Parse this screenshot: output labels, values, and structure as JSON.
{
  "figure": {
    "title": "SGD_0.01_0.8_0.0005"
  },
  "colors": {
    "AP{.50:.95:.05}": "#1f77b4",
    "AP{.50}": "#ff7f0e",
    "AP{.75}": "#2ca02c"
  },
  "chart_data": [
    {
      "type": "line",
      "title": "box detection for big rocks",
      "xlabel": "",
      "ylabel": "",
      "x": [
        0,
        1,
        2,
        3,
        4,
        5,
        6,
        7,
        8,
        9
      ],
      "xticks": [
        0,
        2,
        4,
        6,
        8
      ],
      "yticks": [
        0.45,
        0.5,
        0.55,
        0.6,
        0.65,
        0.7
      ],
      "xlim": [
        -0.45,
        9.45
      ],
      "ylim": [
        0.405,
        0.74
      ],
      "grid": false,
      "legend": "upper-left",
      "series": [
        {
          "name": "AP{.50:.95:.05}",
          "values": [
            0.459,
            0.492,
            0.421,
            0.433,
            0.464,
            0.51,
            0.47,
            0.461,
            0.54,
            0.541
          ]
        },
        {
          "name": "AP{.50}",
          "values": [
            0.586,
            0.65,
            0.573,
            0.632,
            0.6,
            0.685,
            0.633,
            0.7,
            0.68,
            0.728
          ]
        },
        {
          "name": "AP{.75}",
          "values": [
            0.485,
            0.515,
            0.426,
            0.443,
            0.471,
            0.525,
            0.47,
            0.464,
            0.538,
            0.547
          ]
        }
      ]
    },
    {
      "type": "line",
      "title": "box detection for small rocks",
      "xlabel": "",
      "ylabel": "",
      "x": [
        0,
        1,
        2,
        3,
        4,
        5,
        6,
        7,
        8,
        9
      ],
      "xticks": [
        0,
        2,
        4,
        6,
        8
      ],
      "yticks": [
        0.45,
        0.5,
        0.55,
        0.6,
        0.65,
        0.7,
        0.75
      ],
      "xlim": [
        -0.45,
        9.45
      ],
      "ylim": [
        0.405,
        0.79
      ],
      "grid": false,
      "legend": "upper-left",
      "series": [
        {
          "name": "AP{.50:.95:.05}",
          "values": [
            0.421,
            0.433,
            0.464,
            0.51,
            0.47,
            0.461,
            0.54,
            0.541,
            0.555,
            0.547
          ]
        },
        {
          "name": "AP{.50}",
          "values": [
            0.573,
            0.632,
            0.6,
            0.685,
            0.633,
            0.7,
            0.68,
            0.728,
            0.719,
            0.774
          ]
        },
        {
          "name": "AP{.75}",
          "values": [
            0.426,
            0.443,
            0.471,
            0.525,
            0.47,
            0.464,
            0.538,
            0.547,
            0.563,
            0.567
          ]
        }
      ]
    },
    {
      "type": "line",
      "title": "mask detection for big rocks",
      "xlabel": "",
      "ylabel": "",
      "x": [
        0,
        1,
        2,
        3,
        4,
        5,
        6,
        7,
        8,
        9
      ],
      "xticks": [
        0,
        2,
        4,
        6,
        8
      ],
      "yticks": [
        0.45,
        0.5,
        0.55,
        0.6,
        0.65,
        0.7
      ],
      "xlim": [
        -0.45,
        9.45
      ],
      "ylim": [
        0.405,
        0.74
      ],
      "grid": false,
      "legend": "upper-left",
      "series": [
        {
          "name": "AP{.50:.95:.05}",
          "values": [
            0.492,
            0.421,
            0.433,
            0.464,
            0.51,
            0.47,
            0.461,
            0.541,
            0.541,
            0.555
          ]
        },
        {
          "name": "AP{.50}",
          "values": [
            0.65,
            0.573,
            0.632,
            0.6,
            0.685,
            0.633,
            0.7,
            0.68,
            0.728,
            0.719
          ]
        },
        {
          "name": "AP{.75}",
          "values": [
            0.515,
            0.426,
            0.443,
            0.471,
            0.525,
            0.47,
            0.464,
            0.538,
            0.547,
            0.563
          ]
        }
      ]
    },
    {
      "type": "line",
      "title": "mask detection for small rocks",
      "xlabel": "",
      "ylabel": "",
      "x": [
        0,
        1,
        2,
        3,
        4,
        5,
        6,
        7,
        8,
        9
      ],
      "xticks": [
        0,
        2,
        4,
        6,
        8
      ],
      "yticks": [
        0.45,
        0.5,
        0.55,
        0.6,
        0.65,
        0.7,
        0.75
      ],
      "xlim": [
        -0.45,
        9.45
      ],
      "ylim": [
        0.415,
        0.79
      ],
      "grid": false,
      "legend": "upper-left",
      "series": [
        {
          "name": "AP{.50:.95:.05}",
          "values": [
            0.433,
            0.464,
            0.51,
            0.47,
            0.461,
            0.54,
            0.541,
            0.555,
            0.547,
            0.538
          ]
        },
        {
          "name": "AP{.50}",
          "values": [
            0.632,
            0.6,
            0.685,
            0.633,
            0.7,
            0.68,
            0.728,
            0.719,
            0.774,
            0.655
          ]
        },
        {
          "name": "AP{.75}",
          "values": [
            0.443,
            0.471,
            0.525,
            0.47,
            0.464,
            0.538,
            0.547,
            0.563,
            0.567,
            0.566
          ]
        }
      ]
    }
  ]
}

### STATED GOAL
Extract all lines as given.

### REPLY
Parse this screenshot: output labels, values, and structure as JSON.
{
  "figure": {
    "title": "SGD_0.01_0.8_0.0005"
  },
  "colors": {
    "AP{.50:.95:.05}": "#1f77b4",
    "AP{.50}": "#ff7f0e",
    "AP{.75}": "#2ca02c"
  },
  "chart_data": [
    {
      "type": "line",
      "title": "box detection for big rocks",
      "xlabel": "",
      "ylabel": "",
      "x": [
        0,
        1,
        2,
        3,
        4,
        5,
        6,
        7,
        8,
        9
      ],
      "xticks": [
        0,
        2,
        4,
        6,
        8
      ],
      "yticks": [
        0.45,
        0.5,
        0.55,
        0.6,
        0.65,
        0.7
      ],
      "xlim": [
        -0.45,
        9.45
      ],
      "ylim": [
        0.405,
        0.74
      ],
      "grid": false,
      "legend": "upper-left",
      "series": [
        {
          "name": "AP{.50:.95:.05}",
          "values": [
            0.459,
            0.492,
            0.421,
            0.433,
            0.464,
            0.51,
            0.47,
            0.461,
            0.54,
            0.541
          ]
        },
        {
          "name": "AP{.50}",
          "values": [
            0.586,
            0.65,
            0.573,
            0.632,
            0.6,
            0.685,
            0.633,
            0.7,
            0.68,
            0.728
          ]
        },
        {
          "name": "AP{.75}",
          "values": [
            0.485,
            0.515,
            0.426,
            0.443,
            0.471,
            0.525,
            0.47,
            0.464,
            0.538,
            0.547
          ]
        }
      ]
    },
    {
      "type": "line",
      "title": "box detection for small rocks",
      "xlabel": "",
      "ylabel": "",
      "x": [
        0,
        1,
        2,
        3,
        4,
        5,
        6,
        7,
        8,
        9
      ],
      "xticks": [
        0,
        2,
        4,
        6,
        8
      ],
      "yticks": [
        0.45,
        0.5,
        0.55,
        0.6,
        0.65,
        0.7,
        0.75
      ],
      "xlim": [
        -0.45,
        9.45
      ],
      "ylim": [
        0.405,
        0.79
      ],
      "grid": false,
      "legend": "upper-left",
      "series": [
        {
          "name": "AP{.50:.95:.05}",
          "values": [
            0.421,
            0.433,
            0.464,
            0.51,
            0.47,
            0.461,
            0.54,
            0.541,
            0.555,
            0.547
          ]
        },
        {
          "name": "AP{.50}",
          "values": [
            0.573,
            0.632,
            0.6,
            0.685,
            0.633,
            0.7,
            0.68,
            0.728,
            0.719,
            0.774
          ]
        },
        {
          "name": "AP{.75}",
          "values": [
            0.426,
            0.443,
            0.471,
            0.525,
            0.47,
            0.464,
            0.538,
            0.547,
            0.563,
            0.567
          ]
        }
      ]
    },
    {
      "type": "line",
      "title": "mask detection for big rocks",
      "xlabel": "",
      "ylabel": "",
      "x": [
        0,
        1,
        2,
        3,
        4,
        5,
        6,
        7,
        8,
        9
      ],
      "xticks": [
        0,
        2,
        4,
        6,
        8
      ],
      "yticks": [
        0.45,
        0.5,
        0.55,
        0.6,
        0.65,
        0.7
      ],
      "xlim": [
        -0.45,
        9.45
      ],
      "ylim": [
        0.405,
        0.74
      ],
      "grid": false,
      "legend": "upper-left",
      "series": [
        {
          "name": "AP{.50:.95:.05}",
          "values": [
            0.492,
            0.421,
            0.433,
            0.464,
            0.51,
            0.47,
            0.461,
            0.541,
            0.541,
            0.555
          ]
        },
        {
          "name": "AP{.50}",
          "values": [
            0.65,
            0.573,
            0.632,
            0.6,
            0.685,
            0.633,
            0.7,
            0.68,
            0.728,
            0.719
          ]
        },
        {
          "name": "AP{.75}",
          "values": [
            0.515,
            0.426,
            0.443,
            0.471,
            0.525,
            0.47,
            0.464,
            0.538,
            0.547,
            0.563
          ]
        }
      ]
    },
    {
      "type": "line",
      "title": "mask detection for small rocks",
      "xlabel": "",
      "ylabel": "",
      "x": [
        0,
        1,
        2,
        3,
        4,
        5,
        6,
        7,
        8,
        9
      ],
      "xticks": [
        0,
        2,
        4,
        6,
        8
      ],
      "yticks": [
        0.45,
        0.5,
        0.55,
        0.6,
        0.65,
        0.7,
        0.75
      ],
      "xlim": [
        -0.45,
        9.45
      ],
      "ylim": [
        0.415,
        0.79
      ],
      "grid": false,
      "legend": "upper-left",
      "series": [
        {
          "name": "AP{.50:.95:.05}",
          "values": [
            0.433,
            0.464,
            0.51,
            0.47,
            0.461,
            0.54,
            0.541,
            0.555,
            0.547,
            0.538
          ]
        },
        {
          "name": "AP{.50}",
          "values": [
            0.632,
            0.6,
            0.685,
            0.633,
            0.7,
            0.68,
            0.728,
            0.719,
            0.774,
            0.655
          ]
        },
        {
          "name": "AP{.75}",
          "values": [
            0.443,
            0.471,
            0.525,
            0.47,
            0.464,
            0.538,
            0.547,
            0.563,
            0.567,
            0.566
          ]
        }
      ]
    }
  ]
}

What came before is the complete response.